- [What the task asks] Below is a block of records; reproduce all of them exactly and leave out any pictures.

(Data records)
-- -- --

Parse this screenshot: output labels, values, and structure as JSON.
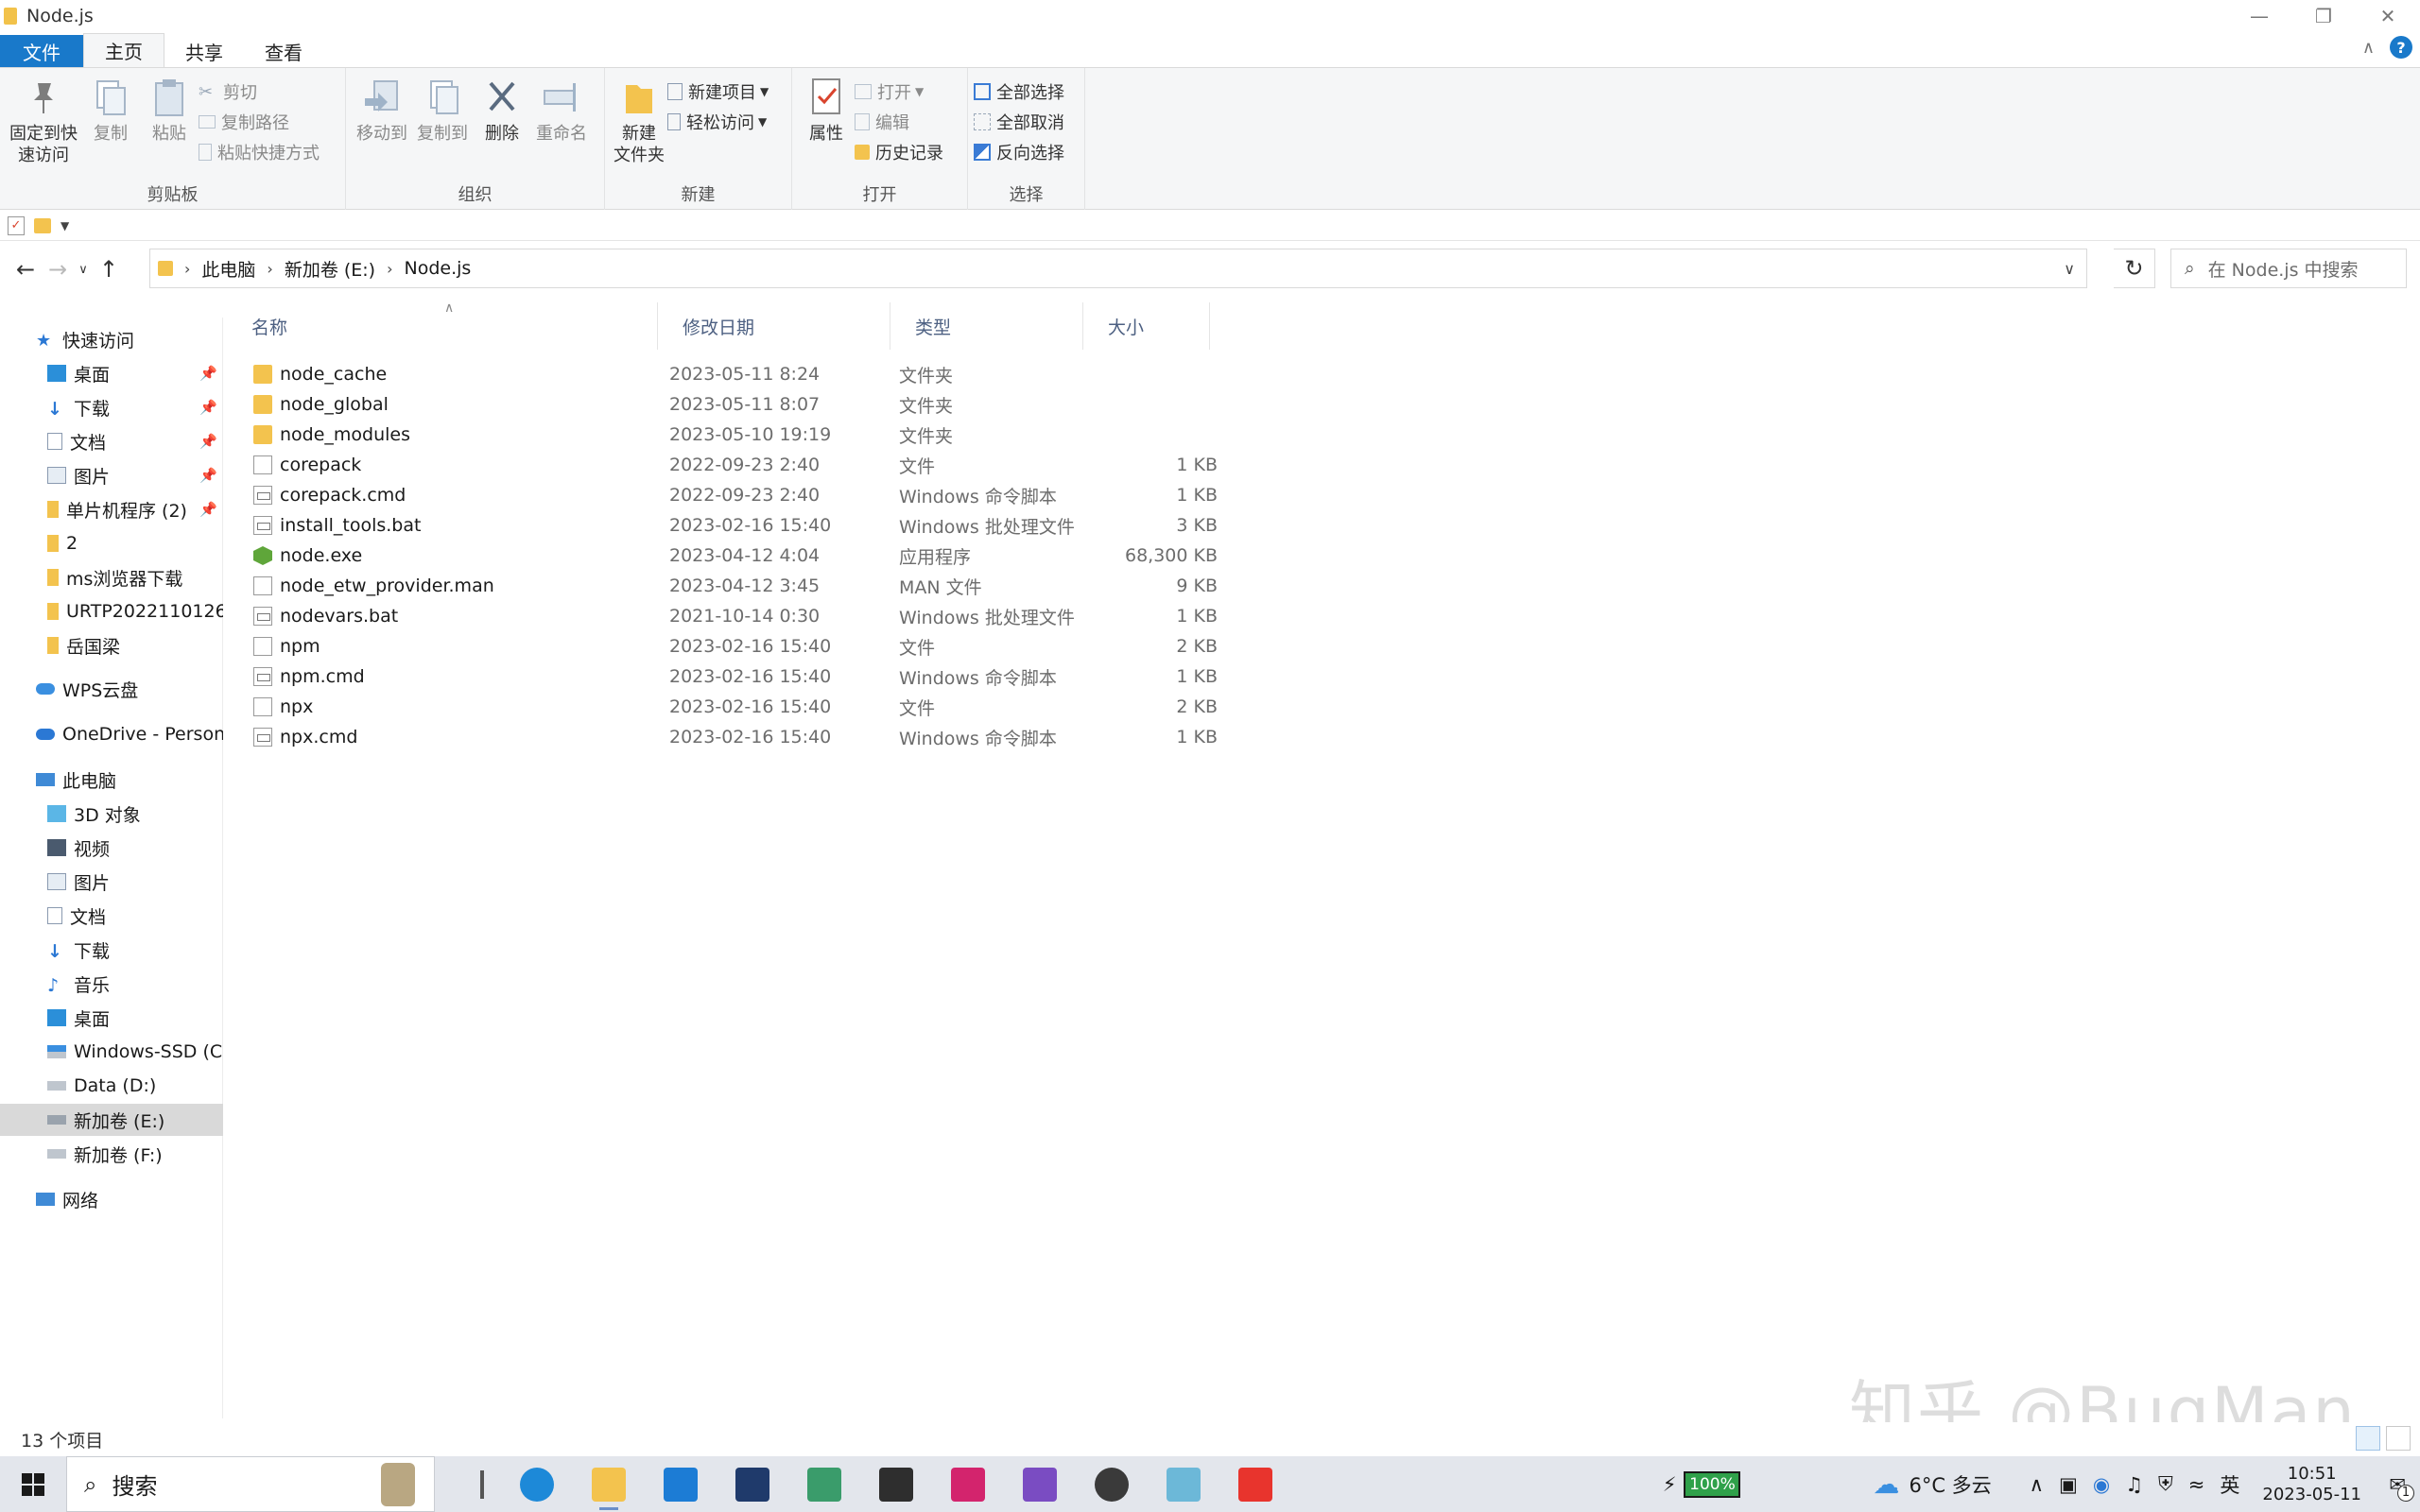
{
  "window": {
    "title": "Node.js"
  },
  "ribbon_tabs": [
    "文件",
    "主页",
    "共享",
    "查看"
  ],
  "ribbon": {
    "clipboard": {
      "pin_label_1": "固定到快",
      "pin_label_2": "速访问",
      "copy": "复制",
      "paste": "粘贴",
      "cut": "剪切",
      "copy_path": "复制路径",
      "paste_shortcut": "粘贴快捷方式",
      "group": "剪贴板"
    },
    "organize": {
      "move_to": "移动到",
      "copy_to": "复制到",
      "delete": "删除",
      "rename": "重命名",
      "group": "组织"
    },
    "new": {
      "new_folder_1": "新建",
      "new_folder_2": "文件夹",
      "new_item": "新建项目",
      "easy_access": "轻松访问",
      "group": "新建"
    },
    "open": {
      "properties": "属性",
      "open": "打开",
      "edit": "编辑",
      "history": "历史记录",
      "group": "打开"
    },
    "select": {
      "select_all": "全部选择",
      "select_none": "全部取消",
      "invert": "反向选择",
      "group": "选择"
    }
  },
  "address": {
    "crumbs": [
      "此电脑",
      "新加卷 (E:)",
      "Node.js"
    ],
    "search_placeholder": "在 Node.js 中搜索"
  },
  "sidebar": {
    "quick_access": "快速访问",
    "quick_items": [
      "桌面",
      "下载",
      "文档",
      "图片",
      "单片机程序 (2)",
      "2",
      "ms浏览器下载",
      "URTP2022110126",
      "岳国梁"
    ],
    "wps": "WPS云盘",
    "onedrive": "OneDrive - Personal",
    "this_pc": "此电脑",
    "pc_items": [
      "3D 对象",
      "视频",
      "图片",
      "文档",
      "下载",
      "音乐",
      "桌面",
      "Windows-SSD (C:)",
      "Data (D:)",
      "新加卷 (E:)",
      "新加卷 (F:)"
    ],
    "network": "网络"
  },
  "columns": {
    "name": "名称",
    "date": "修改日期",
    "type": "类型",
    "size": "大小"
  },
  "files": [
    {
      "name": "node_cache",
      "date": "2023-05-11 8:24",
      "type": "文件夹",
      "size": "",
      "icon": "folder"
    },
    {
      "name": "node_global",
      "date": "2023-05-11 8:07",
      "type": "文件夹",
      "size": "",
      "icon": "folder"
    },
    {
      "name": "node_modules",
      "date": "2023-05-10 19:19",
      "type": "文件夹",
      "size": "",
      "icon": "folder"
    },
    {
      "name": "corepack",
      "date": "2022-09-23 2:40",
      "type": "文件",
      "size": "1 KB",
      "icon": "file"
    },
    {
      "name": "corepack.cmd",
      "date": "2022-09-23 2:40",
      "type": "Windows 命令脚本",
      "size": "1 KB",
      "icon": "cmd"
    },
    {
      "name": "install_tools.bat",
      "date": "2023-02-16 15:40",
      "type": "Windows 批处理文件",
      "size": "3 KB",
      "icon": "cmd"
    },
    {
      "name": "node.exe",
      "date": "2023-04-12 4:04",
      "type": "应用程序",
      "size": "68,300 KB",
      "icon": "exe"
    },
    {
      "name": "node_etw_provider.man",
      "date": "2023-04-12 3:45",
      "type": "MAN 文件",
      "size": "9 KB",
      "icon": "file"
    },
    {
      "name": "nodevars.bat",
      "date": "2021-10-14 0:30",
      "type": "Windows 批处理文件",
      "size": "1 KB",
      "icon": "cmd"
    },
    {
      "name": "npm",
      "date": "2023-02-16 15:40",
      "type": "文件",
      "size": "2 KB",
      "icon": "file"
    },
    {
      "name": "npm.cmd",
      "date": "2023-02-16 15:40",
      "type": "Windows 命令脚本",
      "size": "1 KB",
      "icon": "cmd"
    },
    {
      "name": "npx",
      "date": "2023-02-16 15:40",
      "type": "文件",
      "size": "2 KB",
      "icon": "file"
    },
    {
      "name": "npx.cmd",
      "date": "2023-02-16 15:40",
      "type": "Windows 命令脚本",
      "size": "1 KB",
      "icon": "cmd"
    }
  ],
  "status": {
    "item_count": "13 个项目"
  },
  "watermark": "知乎 @BugMan",
  "taskbar": {
    "search": "搜索",
    "battery": "100%",
    "weather": "6°C 多云",
    "ime": "英",
    "time": "10:51",
    "date": "2023-05-11",
    "notifications": "1"
  }
}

-- -- --

- [Exercise solution]
Parse this screenshot: output labels, values, and structure as JSON.
{
  "window": {
    "title": "Node.js"
  },
  "ribbon_tabs": [
    "文件",
    "主页",
    "共享",
    "查看"
  ],
  "ribbon": {
    "clipboard": {
      "pin_label_1": "固定到快",
      "pin_label_2": "速访问",
      "copy": "复制",
      "paste": "粘贴",
      "cut": "剪切",
      "copy_path": "复制路径",
      "paste_shortcut": "粘贴快捷方式",
      "group": "剪贴板"
    },
    "organize": {
      "move_to": "移动到",
      "copy_to": "复制到",
      "delete": "删除",
      "rename": "重命名",
      "group": "组织"
    },
    "new": {
      "new_folder_1": "新建",
      "new_folder_2": "文件夹",
      "new_item": "新建项目",
      "easy_access": "轻松访问",
      "group": "新建"
    },
    "open": {
      "properties": "属性",
      "open": "打开",
      "edit": "编辑",
      "history": "历史记录",
      "group": "打开"
    },
    "select": {
      "select_all": "全部选择",
      "select_none": "全部取消",
      "invert": "反向选择",
      "group": "选择"
    }
  },
  "address": {
    "crumbs": [
      "此电脑",
      "新加卷 (E:)",
      "Node.js"
    ],
    "search_placeholder": "在 Node.js 中搜索"
  },
  "sidebar": {
    "quick_access": "快速访问",
    "quick_items": [
      "桌面",
      "下载",
      "文档",
      "图片",
      "单片机程序 (2)",
      "2",
      "ms浏览器下载",
      "URTP2022110126",
      "岳国梁"
    ],
    "wps": "WPS云盘",
    "onedrive": "OneDrive - Personal",
    "this_pc": "此电脑",
    "pc_items": [
      "3D 对象",
      "视频",
      "图片",
      "文档",
      "下载",
      "音乐",
      "桌面",
      "Windows-SSD (C:)",
      "Data (D:)",
      "新加卷 (E:)",
      "新加卷 (F:)"
    ],
    "network": "网络"
  },
  "columns": {
    "name": "名称",
    "date": "修改日期",
    "type": "类型",
    "size": "大小"
  },
  "files": [
    {
      "name": "node_cache",
      "date": "2023-05-11 8:24",
      "type": "文件夹",
      "size": "",
      "icon": "folder"
    },
    {
      "name": "node_global",
      "date": "2023-05-11 8:07",
      "type": "文件夹",
      "size": "",
      "icon": "folder"
    },
    {
      "name": "node_modules",
      "date": "2023-05-10 19:19",
      "type": "文件夹",
      "size": "",
      "icon": "folder"
    },
    {
      "name": "corepack",
      "date": "2022-09-23 2:40",
      "type": "文件",
      "size": "1 KB",
      "icon": "file"
    },
    {
      "name": "corepack.cmd",
      "date": "2022-09-23 2:40",
      "type": "Windows 命令脚本",
      "size": "1 KB",
      "icon": "cmd"
    },
    {
      "name": "install_tools.bat",
      "date": "2023-02-16 15:40",
      "type": "Windows 批处理文件",
      "size": "3 KB",
      "icon": "cmd"
    },
    {
      "name": "node.exe",
      "date": "2023-04-12 4:04",
      "type": "应用程序",
      "size": "68,300 KB",
      "icon": "exe"
    },
    {
      "name": "node_etw_provider.man",
      "date": "2023-04-12 3:45",
      "type": "MAN 文件",
      "size": "9 KB",
      "icon": "file"
    },
    {
      "name": "nodevars.bat",
      "date": "2021-10-14 0:30",
      "type": "Windows 批处理文件",
      "size": "1 KB",
      "icon": "cmd"
    },
    {
      "name": "npm",
      "date": "2023-02-16 15:40",
      "type": "文件",
      "size": "2 KB",
      "icon": "file"
    },
    {
      "name": "npm.cmd",
      "date": "2023-02-16 15:40",
      "type": "Windows 命令脚本",
      "size": "1 KB",
      "icon": "cmd"
    },
    {
      "name": "npx",
      "date": "2023-02-16 15:40",
      "type": "文件",
      "size": "2 KB",
      "icon": "file"
    },
    {
      "name": "npx.cmd",
      "date": "2023-02-16 15:40",
      "type": "Windows 命令脚本",
      "size": "1 KB",
      "icon": "cmd"
    }
  ],
  "status": {
    "item_count": "13 个项目"
  },
  "watermark": "知乎 @BugMan",
  "taskbar": {
    "search": "搜索",
    "battery": "100%",
    "weather": "6°C 多云",
    "ime": "英",
    "time": "10:51",
    "date": "2023-05-11",
    "notifications": "1"
  }
}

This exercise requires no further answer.